--- Excerpted data ---

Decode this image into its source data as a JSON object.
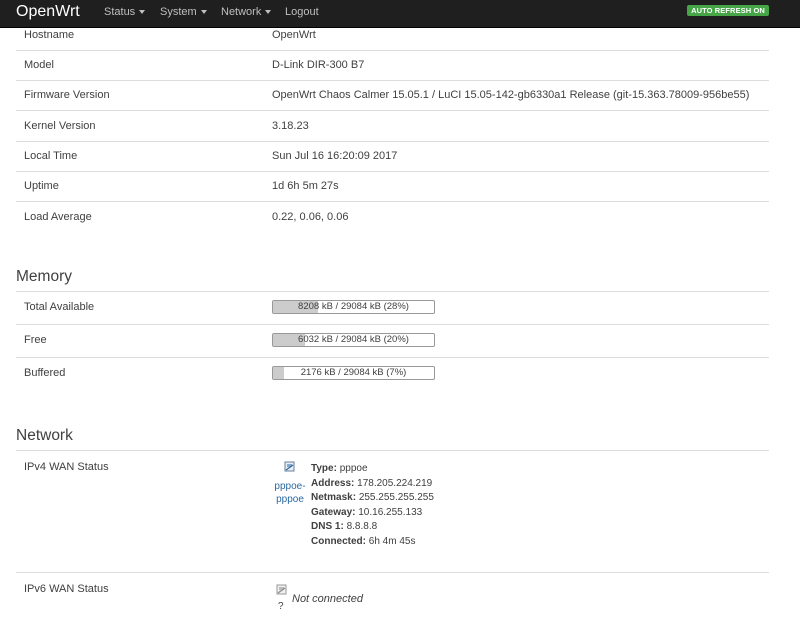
{
  "nav": {
    "brand": "OpenWrt",
    "items": [
      {
        "label": "Status",
        "dropdown": true
      },
      {
        "label": "System",
        "dropdown": true
      },
      {
        "label": "Network",
        "dropdown": true
      },
      {
        "label": "Logout",
        "dropdown": false
      }
    ],
    "auto_refresh": "AUTO REFRESH ON",
    "auto_refresh_color": "#46a546"
  },
  "system": [
    {
      "label": "Hostname",
      "value": "OpenWrt"
    },
    {
      "label": "Model",
      "value": "D-Link DIR-300 B7"
    },
    {
      "label": "Firmware Version",
      "value": "OpenWrt Chaos Calmer 15.05.1 / LuCI 15.05-142-gb6330a1 Release (git-15.363.78009-956be55)"
    },
    {
      "label": "Kernel Version",
      "value": "3.18.23"
    },
    {
      "label": "Local Time",
      "value": "Sun Jul 16 16:20:09 2017"
    },
    {
      "label": "Uptime",
      "value": "1d 6h 5m 27s"
    },
    {
      "label": "Load Average",
      "value": "0.22, 0.06, 0.06"
    }
  ],
  "memory": {
    "title": "Memory",
    "rows": [
      {
        "label": "Total Available",
        "text": "8208 kB / 29084 kB (28%)",
        "percent": 28
      },
      {
        "label": "Free",
        "text": "6032 kB / 29084 kB (20%)",
        "percent": 20
      },
      {
        "label": "Buffered",
        "text": "2176 kB / 29084 kB (7%)",
        "percent": 7
      }
    ]
  },
  "network": {
    "title": "Network",
    "ipv4": {
      "label": "IPv4 WAN Status",
      "iface_line1": "pppoe-",
      "iface_line2": "pppoe",
      "type_label": "Type:",
      "type": "pppoe",
      "address_label": "Address:",
      "address": "178.205.224.219",
      "netmask_label": "Netmask:",
      "netmask": "255.255.255.255",
      "gateway_label": "Gateway:",
      "gateway": "10.16.255.133",
      "dns_label": "DNS 1:",
      "dns": "8.8.8.8",
      "connected_label": "Connected:",
      "connected": "6h 4m 45s"
    },
    "ipv6": {
      "label": "IPv6 WAN Status",
      "icon_text": "?",
      "status": "Not connected"
    }
  }
}
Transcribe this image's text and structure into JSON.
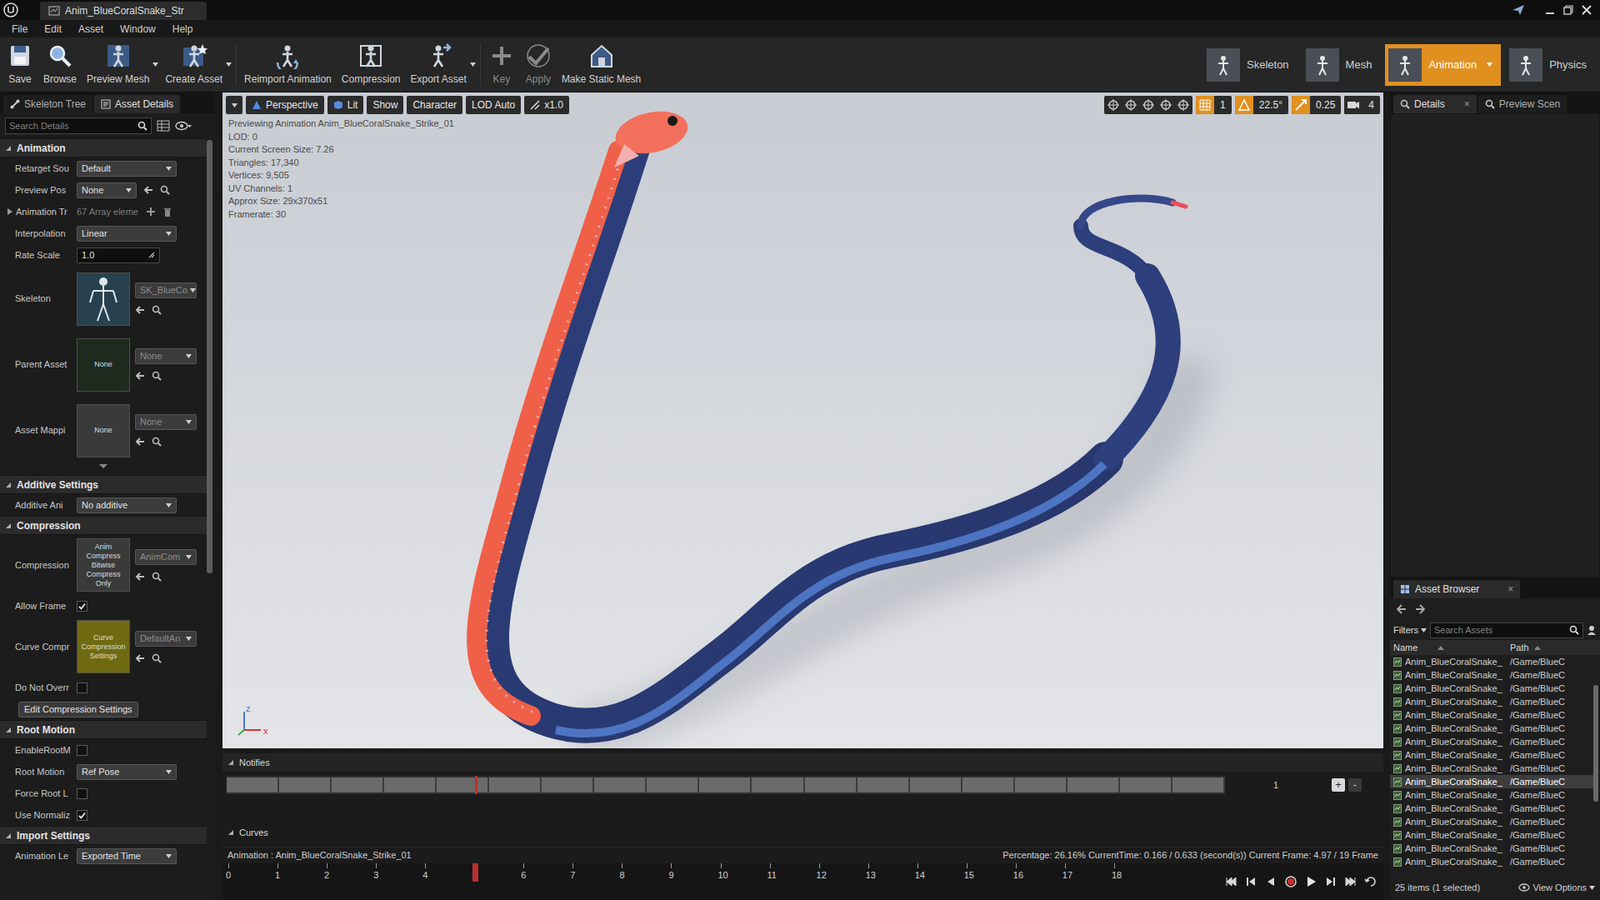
{
  "window": {
    "title": "Anim_BlueCoralSnake_Str"
  },
  "menu": [
    "File",
    "Edit",
    "Asset",
    "Window",
    "Help"
  ],
  "toolbar": [
    {
      "label": "Save",
      "disabled": false,
      "dropdown": false
    },
    {
      "label": "Browse",
      "disabled": false,
      "dropdown": false
    },
    {
      "label": "Preview Mesh",
      "disabled": false,
      "dropdown": true
    },
    {
      "label": "Create Asset",
      "disabled": false,
      "dropdown": true
    },
    {
      "label": "Reimport Animation",
      "disabled": false,
      "dropdown": false
    },
    {
      "label": "Compression",
      "disabled": false,
      "dropdown": false
    },
    {
      "label": "Export Asset",
      "disabled": false,
      "dropdown": true
    },
    {
      "label": "Key",
      "disabled": true,
      "dropdown": false
    },
    {
      "label": "Apply",
      "disabled": true,
      "dropdown": false
    },
    {
      "label": "Make Static Mesh",
      "disabled": false,
      "dropdown": false
    }
  ],
  "modes": [
    {
      "label": "Skeleton",
      "selected": false
    },
    {
      "label": "Mesh",
      "selected": false
    },
    {
      "label": "Animation",
      "selected": true
    },
    {
      "label": "Physics",
      "selected": false
    }
  ],
  "left_panel": {
    "tabs": [
      {
        "label": "Skeleton Tree",
        "selected": false
      },
      {
        "label": "Asset Details",
        "selected": true
      }
    ],
    "search": {
      "placeholder": "Search Details"
    },
    "sections": [
      {
        "title": "Animation",
        "expanded": true,
        "rows": [
          {
            "kind": "dropdown",
            "label": "Retarget Sou",
            "value": "Default",
            "tools": false
          },
          {
            "kind": "dropdown",
            "label": "Preview Pos",
            "value": "None",
            "tools": true
          },
          {
            "kind": "array",
            "label": "Animation Tr",
            "value": "67 Array eleme",
            "expanded": false
          },
          {
            "kind": "dropdown",
            "label": "Interpolation",
            "value": "Linear",
            "tools": false
          },
          {
            "kind": "number",
            "label": "Rate Scale",
            "value": "1.0"
          },
          {
            "kind": "asset",
            "label": "Skeleton",
            "value": "SK_BlueCo",
            "thumb_color": "#28414f"
          },
          {
            "kind": "asset",
            "label": "Parent Asset",
            "thumb": "None",
            "value": "None",
            "thumb_color": "#1d2b1f"
          },
          {
            "kind": "asset",
            "label": "Asset Mappi",
            "thumb": "None",
            "value": "None",
            "thumb_color": "#3a3a3a"
          }
        ]
      },
      {
        "title": "Additive Settings",
        "expanded": true,
        "rows": [
          {
            "kind": "dropdown",
            "label": "Additive Ani",
            "value": "No additive",
            "tools": false
          }
        ]
      },
      {
        "title": "Compression",
        "expanded": true,
        "rows": [
          {
            "kind": "asset",
            "label": "Compression",
            "thumb": "Anim Compress Bitwise Compress Only",
            "value": "AnimCom",
            "thumb_color": "#3a3a3a"
          },
          {
            "kind": "checkbox",
            "label": "Allow Frame",
            "checked": true
          },
          {
            "kind": "asset",
            "label": "Curve Compr",
            "thumb": "Curve Compression Settings",
            "value": "DefaultAn",
            "thumb_color": "#6f6a12"
          },
          {
            "kind": "checkbox",
            "label": "Do Not Overr",
            "checked": false
          },
          {
            "kind": "button",
            "label": "Edit Compression Settings"
          }
        ]
      },
      {
        "title": "Root Motion",
        "expanded": true,
        "rows": [
          {
            "kind": "checkbox",
            "label": "EnableRootM",
            "checked": false
          },
          {
            "kind": "dropdown",
            "label": "Root Motion",
            "value": "Ref Pose",
            "tools": false
          },
          {
            "kind": "checkbox",
            "label": "Force Root L",
            "checked": false
          },
          {
            "kind": "checkbox",
            "label": "Use Normaliz",
            "checked": true
          }
        ]
      },
      {
        "title": "Import Settings",
        "expanded": true,
        "rows": [
          {
            "kind": "dropdown",
            "label": "Animation Le",
            "value": "Exported Time",
            "tools": false
          }
        ]
      }
    ]
  },
  "viewport": {
    "toolbar": [
      "Perspective",
      "Lit",
      "Show",
      "Character",
      "LOD Auto",
      "x1.0"
    ],
    "snap": [
      {
        "value": "1",
        "enabled": true
      },
      {
        "value": "22.5°",
        "enabled": true
      },
      {
        "value": "0.25",
        "enabled": true
      },
      {
        "value": "4",
        "enabled": false
      }
    ],
    "stats": [
      "Previewing Animation Anim_BlueCoralSnake_Strike_01",
      "LOD: 0",
      "Current Screen Size: 7.26",
      "Triangles: 17,340",
      "Vertices: 9,505",
      "UV Channels: 1",
      "Approx Size: 29x370x51",
      "Framerate: 30"
    ],
    "axes": [
      {
        "label": "z",
        "color": "#4a7bd6"
      },
      {
        "label": "x",
        "color": "#d43a3a"
      }
    ]
  },
  "timeline": {
    "notifies_label": "Notifies",
    "track_count": "1",
    "add": "+",
    "remove": "-",
    "curves_label": "Curves",
    "animation": "Animation : Anim_BlueCoralSnake_Strike_01",
    "status": "Percentage: 26.16% CurrentTime: 0.166 / 0.633 (second(s)) Current Frame: 4.97 / 19 Frame",
    "ticks": [
      "0",
      "1",
      "2",
      "3",
      "4",
      "5",
      "6",
      "7",
      "8",
      "9",
      "10",
      "11",
      "12",
      "13",
      "14",
      "15",
      "16",
      "17",
      "18"
    ],
    "level": 0.2616
  },
  "right_panel": {
    "tabs": [
      {
        "label": "Details",
        "selected": true,
        "close": "×"
      },
      {
        "label": "Preview Scen",
        "selected": false
      }
    ],
    "asset_browser": {
      "title": "Asset Browser",
      "close": "×",
      "filters": "Filters",
      "search": {
        "placeholder": "Search Assets"
      },
      "columns": [
        "Name",
        "Path"
      ],
      "rows": [
        {
          "name": "Anim_BlueCoralSnake_",
          "path": "/Game/BlueC",
          "selected": false
        },
        {
          "name": "Anim_BlueCoralSnake_",
          "path": "/Game/BlueC",
          "selected": false
        },
        {
          "name": "Anim_BlueCoralSnake_",
          "path": "/Game/BlueC",
          "selected": false
        },
        {
          "name": "Anim_BlueCoralSnake_",
          "path": "/Game/BlueC",
          "selected": false
        },
        {
          "name": "Anim_BlueCoralSnake_",
          "path": "/Game/BlueC",
          "selected": false
        },
        {
          "name": "Anim_BlueCoralSnake_",
          "path": "/Game/BlueC",
          "selected": false
        },
        {
          "name": "Anim_BlueCoralSnake_",
          "path": "/Game/BlueC",
          "selected": false
        },
        {
          "name": "Anim_BlueCoralSnake_",
          "path": "/Game/BlueC",
          "selected": false
        },
        {
          "name": "Anim_BlueCoralSnake_",
          "path": "/Game/BlueC",
          "selected": false
        },
        {
          "name": "Anim_BlueCoralSnake_",
          "path": "/Game/BlueC",
          "selected": true
        },
        {
          "name": "Anim_BlueCoralSnake_",
          "path": "/Game/BlueC",
          "selected": false
        },
        {
          "name": "Anim_BlueCoralSnake_",
          "path": "/Game/BlueC",
          "selected": false
        },
        {
          "name": "Anim_BlueCoralSnake_",
          "path": "/Game/BlueC",
          "selected": false
        },
        {
          "name": "Anim_BlueCoralSnake_",
          "path": "/Game/BlueC",
          "selected": false
        },
        {
          "name": "Anim_BlueCoralSnake_",
          "path": "/Game/BlueC",
          "selected": false
        },
        {
          "name": "Anim_BlueCoralSnake_",
          "path": "/Game/BlueC",
          "selected": false
        }
      ],
      "count": "25 items (1 selected)",
      "view_options": "View Options"
    }
  }
}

---

◆ What the task asks ◆
Copy each line from the records above that includes the string "Skeleton".

◆ Task result ◆
      "label": "Skeleton",
        "label": "Skeleton Tree",
            "label": "Skeleton",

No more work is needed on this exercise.